Stored records
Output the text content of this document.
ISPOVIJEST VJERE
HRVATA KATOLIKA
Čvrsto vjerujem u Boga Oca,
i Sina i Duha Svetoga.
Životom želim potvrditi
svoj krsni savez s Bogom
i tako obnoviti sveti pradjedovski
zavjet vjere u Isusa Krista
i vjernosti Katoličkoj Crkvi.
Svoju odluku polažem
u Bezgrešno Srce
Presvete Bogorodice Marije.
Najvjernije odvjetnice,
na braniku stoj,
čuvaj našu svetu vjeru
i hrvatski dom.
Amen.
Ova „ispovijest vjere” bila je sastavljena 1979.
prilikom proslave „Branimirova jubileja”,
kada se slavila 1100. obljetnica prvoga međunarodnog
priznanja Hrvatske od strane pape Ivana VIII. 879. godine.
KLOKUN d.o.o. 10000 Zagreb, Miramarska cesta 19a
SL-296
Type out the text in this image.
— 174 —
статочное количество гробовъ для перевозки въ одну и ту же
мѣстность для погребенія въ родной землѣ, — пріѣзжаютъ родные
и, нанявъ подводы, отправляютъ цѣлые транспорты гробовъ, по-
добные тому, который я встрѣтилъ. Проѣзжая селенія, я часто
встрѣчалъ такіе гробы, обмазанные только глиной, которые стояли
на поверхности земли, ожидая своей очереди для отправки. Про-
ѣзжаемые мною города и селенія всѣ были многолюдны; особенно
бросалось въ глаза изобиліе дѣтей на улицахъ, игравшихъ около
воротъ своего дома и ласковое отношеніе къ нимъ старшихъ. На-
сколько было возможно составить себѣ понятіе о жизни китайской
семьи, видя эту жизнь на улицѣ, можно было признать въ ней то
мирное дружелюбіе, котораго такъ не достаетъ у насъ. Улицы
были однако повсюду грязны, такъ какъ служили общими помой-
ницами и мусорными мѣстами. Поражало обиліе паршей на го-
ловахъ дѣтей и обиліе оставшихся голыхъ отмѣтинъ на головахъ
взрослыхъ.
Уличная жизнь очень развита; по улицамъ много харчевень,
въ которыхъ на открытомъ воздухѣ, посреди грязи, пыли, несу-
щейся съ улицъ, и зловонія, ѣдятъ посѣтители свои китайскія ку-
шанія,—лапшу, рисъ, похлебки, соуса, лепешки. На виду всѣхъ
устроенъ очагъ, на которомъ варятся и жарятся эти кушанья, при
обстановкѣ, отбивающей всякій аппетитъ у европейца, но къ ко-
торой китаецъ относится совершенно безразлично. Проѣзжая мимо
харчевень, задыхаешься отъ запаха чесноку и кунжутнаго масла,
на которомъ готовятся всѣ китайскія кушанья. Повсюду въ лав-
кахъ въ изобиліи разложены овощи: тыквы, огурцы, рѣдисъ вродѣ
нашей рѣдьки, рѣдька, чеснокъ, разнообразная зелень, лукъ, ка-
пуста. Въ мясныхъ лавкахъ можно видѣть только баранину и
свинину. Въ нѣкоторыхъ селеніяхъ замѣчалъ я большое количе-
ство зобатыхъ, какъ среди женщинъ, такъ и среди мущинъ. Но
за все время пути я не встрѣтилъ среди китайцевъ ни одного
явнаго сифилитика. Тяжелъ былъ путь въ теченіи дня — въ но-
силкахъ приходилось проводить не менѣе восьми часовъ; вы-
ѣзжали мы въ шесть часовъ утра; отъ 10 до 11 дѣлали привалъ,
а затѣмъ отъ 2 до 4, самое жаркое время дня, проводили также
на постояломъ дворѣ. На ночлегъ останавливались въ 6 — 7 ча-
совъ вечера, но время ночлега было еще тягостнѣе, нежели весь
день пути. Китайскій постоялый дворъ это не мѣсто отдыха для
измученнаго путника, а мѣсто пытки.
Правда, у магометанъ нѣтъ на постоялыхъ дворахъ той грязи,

(The request): Copy every line of the listing containing the string "часовъ".

(Expected answer):
силкахъ приходилось проводить не менѣе восьми часовъ; вы-
ѣзжали мы въ шесть часовъ утра; отъ 10 до 11 дѣлали привалъ,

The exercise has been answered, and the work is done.